Given information:

===

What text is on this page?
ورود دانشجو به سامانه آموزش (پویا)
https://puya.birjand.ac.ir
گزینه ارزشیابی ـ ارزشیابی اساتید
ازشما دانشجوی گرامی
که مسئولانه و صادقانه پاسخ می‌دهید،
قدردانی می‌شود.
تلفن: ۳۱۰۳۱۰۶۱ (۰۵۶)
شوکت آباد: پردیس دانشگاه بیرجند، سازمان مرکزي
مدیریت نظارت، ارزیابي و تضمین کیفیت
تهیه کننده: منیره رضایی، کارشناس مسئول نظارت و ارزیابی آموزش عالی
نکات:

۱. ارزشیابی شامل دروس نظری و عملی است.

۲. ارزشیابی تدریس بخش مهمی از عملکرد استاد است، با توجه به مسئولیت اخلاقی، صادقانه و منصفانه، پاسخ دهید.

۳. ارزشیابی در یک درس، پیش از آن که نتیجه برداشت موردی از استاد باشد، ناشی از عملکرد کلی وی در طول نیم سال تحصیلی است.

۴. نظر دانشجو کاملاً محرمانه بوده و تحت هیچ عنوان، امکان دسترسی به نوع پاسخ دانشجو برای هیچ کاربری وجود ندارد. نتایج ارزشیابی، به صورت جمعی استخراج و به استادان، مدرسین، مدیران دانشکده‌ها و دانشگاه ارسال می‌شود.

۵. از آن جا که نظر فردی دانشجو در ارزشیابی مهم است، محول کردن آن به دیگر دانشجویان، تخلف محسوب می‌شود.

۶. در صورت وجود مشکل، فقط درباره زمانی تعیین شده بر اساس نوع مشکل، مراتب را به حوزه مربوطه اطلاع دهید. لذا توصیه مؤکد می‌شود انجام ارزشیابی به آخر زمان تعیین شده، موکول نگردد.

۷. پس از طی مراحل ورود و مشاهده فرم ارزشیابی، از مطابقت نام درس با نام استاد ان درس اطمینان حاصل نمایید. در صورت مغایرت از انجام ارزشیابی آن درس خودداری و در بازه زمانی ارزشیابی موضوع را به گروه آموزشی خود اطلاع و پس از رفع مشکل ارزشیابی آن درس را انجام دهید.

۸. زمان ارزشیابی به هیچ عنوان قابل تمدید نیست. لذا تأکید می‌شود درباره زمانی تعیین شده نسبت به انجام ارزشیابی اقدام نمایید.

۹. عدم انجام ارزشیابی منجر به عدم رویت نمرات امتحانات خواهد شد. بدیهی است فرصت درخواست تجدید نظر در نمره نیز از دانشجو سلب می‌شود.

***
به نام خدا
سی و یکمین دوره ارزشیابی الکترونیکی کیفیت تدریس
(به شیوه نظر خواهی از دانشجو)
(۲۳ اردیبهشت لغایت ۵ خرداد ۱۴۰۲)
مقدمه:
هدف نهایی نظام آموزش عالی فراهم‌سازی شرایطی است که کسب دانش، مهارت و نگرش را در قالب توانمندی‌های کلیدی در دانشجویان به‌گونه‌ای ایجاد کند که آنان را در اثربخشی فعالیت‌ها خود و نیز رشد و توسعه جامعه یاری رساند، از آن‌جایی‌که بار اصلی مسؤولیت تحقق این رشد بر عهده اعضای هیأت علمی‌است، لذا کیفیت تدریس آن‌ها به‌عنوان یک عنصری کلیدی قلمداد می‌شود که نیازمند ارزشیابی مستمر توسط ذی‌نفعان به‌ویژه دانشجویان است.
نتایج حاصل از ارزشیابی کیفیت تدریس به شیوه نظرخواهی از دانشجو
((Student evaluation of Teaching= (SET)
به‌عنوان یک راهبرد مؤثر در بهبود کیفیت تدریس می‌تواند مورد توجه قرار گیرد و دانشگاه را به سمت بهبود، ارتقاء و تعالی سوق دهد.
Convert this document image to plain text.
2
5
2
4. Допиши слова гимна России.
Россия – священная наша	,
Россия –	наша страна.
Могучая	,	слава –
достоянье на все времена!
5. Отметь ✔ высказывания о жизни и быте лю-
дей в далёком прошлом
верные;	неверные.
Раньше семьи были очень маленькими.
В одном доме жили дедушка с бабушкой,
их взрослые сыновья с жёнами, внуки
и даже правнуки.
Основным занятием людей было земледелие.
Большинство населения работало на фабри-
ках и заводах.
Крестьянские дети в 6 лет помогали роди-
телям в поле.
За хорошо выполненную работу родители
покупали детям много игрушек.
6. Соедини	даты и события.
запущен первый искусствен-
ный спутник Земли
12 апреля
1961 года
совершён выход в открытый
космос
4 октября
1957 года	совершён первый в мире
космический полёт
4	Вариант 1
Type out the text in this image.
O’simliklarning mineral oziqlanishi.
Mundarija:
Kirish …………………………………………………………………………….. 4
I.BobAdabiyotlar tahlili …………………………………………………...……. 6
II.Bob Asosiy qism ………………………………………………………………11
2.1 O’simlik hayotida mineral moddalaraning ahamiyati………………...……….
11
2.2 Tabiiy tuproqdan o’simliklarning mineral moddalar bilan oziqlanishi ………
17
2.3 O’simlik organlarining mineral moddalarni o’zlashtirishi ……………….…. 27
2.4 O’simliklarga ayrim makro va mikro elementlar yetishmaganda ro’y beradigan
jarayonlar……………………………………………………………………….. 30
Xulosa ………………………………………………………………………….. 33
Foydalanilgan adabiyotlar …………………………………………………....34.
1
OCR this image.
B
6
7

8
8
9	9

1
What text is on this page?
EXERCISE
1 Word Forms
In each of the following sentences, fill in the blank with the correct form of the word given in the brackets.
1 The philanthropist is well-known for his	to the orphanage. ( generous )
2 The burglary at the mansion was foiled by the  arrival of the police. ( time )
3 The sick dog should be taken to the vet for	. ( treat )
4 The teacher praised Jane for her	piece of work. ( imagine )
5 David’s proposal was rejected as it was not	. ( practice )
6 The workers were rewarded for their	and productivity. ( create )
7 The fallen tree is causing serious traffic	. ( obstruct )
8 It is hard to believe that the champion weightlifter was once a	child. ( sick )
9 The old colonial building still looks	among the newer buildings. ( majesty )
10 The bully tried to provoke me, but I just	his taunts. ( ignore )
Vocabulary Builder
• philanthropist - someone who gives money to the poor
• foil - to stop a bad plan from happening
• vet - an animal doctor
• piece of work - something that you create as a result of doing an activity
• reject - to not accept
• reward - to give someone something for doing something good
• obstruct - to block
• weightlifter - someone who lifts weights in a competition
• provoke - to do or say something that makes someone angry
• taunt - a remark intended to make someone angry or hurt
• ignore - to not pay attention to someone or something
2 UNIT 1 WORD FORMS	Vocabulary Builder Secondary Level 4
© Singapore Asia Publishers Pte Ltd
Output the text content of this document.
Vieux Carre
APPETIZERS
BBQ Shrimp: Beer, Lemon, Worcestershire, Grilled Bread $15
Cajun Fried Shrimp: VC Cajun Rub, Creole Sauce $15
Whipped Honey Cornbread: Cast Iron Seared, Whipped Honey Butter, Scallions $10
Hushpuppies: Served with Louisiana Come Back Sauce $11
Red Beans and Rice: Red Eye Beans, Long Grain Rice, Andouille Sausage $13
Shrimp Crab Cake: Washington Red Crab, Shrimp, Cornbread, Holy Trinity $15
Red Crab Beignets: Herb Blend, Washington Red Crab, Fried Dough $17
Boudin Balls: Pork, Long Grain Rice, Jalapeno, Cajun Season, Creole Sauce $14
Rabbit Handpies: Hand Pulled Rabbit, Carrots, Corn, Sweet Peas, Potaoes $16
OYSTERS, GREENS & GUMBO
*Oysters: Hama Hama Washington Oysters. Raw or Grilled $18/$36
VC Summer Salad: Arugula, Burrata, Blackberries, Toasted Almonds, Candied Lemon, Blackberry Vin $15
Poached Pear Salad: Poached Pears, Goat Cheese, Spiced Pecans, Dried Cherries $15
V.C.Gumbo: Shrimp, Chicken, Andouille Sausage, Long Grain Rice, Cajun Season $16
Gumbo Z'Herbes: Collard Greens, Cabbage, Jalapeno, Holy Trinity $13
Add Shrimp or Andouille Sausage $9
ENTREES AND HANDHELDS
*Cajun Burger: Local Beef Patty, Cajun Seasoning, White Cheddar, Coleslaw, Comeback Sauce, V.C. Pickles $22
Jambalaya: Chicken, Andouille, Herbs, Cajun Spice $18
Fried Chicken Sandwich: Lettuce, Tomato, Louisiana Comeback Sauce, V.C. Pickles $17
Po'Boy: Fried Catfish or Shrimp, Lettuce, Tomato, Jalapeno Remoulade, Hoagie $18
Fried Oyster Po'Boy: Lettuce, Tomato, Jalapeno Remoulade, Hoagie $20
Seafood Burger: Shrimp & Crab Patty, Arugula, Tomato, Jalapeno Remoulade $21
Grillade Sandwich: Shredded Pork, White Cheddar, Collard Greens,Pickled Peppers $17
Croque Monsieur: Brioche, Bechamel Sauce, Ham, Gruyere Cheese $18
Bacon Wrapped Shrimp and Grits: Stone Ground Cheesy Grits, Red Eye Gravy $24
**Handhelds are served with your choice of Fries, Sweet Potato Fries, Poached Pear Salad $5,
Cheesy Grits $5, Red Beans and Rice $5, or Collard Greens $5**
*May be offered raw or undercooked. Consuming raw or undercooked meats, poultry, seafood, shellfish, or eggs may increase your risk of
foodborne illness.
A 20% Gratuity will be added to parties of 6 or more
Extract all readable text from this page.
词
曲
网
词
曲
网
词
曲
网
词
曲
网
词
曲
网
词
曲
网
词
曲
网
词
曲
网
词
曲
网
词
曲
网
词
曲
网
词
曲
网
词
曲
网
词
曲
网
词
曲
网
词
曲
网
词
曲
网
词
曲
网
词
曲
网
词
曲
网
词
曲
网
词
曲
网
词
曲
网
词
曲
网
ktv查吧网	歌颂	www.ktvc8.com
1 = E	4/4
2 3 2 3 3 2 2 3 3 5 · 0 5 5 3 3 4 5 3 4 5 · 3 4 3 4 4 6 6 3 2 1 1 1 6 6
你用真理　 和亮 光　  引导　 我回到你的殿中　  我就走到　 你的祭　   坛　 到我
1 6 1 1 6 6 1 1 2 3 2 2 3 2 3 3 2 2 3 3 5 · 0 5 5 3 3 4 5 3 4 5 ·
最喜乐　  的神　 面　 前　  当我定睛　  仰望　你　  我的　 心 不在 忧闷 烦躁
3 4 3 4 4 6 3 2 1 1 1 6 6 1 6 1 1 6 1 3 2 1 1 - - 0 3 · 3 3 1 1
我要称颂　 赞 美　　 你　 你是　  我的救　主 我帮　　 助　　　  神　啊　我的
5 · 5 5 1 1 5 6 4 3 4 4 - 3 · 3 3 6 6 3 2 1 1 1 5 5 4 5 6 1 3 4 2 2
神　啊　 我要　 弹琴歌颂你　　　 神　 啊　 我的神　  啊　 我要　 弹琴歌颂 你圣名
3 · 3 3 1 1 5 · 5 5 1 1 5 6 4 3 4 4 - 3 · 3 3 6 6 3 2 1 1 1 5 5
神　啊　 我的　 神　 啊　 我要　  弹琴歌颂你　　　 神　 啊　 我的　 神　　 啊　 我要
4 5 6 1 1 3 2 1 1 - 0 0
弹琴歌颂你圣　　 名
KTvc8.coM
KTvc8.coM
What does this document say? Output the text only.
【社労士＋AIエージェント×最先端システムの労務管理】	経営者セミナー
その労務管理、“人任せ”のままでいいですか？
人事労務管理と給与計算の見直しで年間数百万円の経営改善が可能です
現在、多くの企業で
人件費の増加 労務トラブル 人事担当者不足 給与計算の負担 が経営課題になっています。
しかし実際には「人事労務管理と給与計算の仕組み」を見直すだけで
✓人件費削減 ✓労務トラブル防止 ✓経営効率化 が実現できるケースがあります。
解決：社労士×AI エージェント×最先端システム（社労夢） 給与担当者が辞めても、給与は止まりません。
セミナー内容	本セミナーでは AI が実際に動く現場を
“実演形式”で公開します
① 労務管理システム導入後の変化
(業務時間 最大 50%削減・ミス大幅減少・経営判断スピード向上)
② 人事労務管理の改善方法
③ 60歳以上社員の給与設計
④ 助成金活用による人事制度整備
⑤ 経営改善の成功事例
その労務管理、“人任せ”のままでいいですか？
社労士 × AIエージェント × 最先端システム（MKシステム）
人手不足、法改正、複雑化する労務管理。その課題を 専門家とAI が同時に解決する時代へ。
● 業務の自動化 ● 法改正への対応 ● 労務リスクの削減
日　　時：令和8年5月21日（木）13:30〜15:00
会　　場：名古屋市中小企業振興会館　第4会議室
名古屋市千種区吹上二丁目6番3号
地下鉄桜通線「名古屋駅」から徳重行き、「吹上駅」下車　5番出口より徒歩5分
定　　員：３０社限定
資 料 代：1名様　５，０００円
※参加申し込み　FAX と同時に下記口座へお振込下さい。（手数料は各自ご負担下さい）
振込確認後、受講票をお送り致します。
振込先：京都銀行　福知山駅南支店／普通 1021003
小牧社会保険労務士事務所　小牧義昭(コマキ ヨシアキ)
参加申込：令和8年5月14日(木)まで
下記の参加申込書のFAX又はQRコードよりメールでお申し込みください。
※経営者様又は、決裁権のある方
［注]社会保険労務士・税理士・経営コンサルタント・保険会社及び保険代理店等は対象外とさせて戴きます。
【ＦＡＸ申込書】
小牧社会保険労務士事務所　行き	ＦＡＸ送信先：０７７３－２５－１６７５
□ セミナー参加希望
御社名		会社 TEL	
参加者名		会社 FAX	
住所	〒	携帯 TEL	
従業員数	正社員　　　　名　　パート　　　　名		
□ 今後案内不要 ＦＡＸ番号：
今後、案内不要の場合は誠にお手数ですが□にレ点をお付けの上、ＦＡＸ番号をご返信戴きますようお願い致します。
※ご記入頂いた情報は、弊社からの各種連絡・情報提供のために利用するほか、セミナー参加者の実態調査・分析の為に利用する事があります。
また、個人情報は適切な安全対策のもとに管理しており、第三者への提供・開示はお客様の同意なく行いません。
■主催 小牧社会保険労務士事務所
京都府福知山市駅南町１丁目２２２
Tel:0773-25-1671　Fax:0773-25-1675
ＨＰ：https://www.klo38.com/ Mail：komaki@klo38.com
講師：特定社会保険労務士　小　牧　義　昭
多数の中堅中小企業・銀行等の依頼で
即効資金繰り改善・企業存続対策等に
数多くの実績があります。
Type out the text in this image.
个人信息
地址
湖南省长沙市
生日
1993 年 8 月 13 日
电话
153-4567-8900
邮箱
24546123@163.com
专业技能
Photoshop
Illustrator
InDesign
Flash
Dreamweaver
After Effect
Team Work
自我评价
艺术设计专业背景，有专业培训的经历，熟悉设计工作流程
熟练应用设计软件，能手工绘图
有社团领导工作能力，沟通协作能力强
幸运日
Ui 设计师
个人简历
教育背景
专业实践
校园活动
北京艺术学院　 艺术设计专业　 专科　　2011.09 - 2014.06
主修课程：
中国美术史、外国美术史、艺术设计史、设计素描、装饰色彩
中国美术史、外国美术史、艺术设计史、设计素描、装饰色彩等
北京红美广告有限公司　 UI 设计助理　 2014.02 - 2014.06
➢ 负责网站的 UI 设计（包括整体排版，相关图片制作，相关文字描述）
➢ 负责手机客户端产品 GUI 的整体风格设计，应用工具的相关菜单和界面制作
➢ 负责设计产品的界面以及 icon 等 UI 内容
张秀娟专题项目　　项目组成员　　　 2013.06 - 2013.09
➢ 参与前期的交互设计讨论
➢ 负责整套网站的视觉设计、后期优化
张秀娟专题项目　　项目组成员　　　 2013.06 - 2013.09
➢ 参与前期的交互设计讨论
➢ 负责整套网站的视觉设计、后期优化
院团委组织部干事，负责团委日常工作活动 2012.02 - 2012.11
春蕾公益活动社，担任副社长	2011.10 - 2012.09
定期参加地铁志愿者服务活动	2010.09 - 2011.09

===

Exercise description: Lines from the records above that hold "oziqlanishi" are the ones to list.

Response:
O’simliklarning mineral oziqlanishi.
2.2 Tabiiy tuproqdan o’simliklarning mineral moddalar bilan oziqlanishi ………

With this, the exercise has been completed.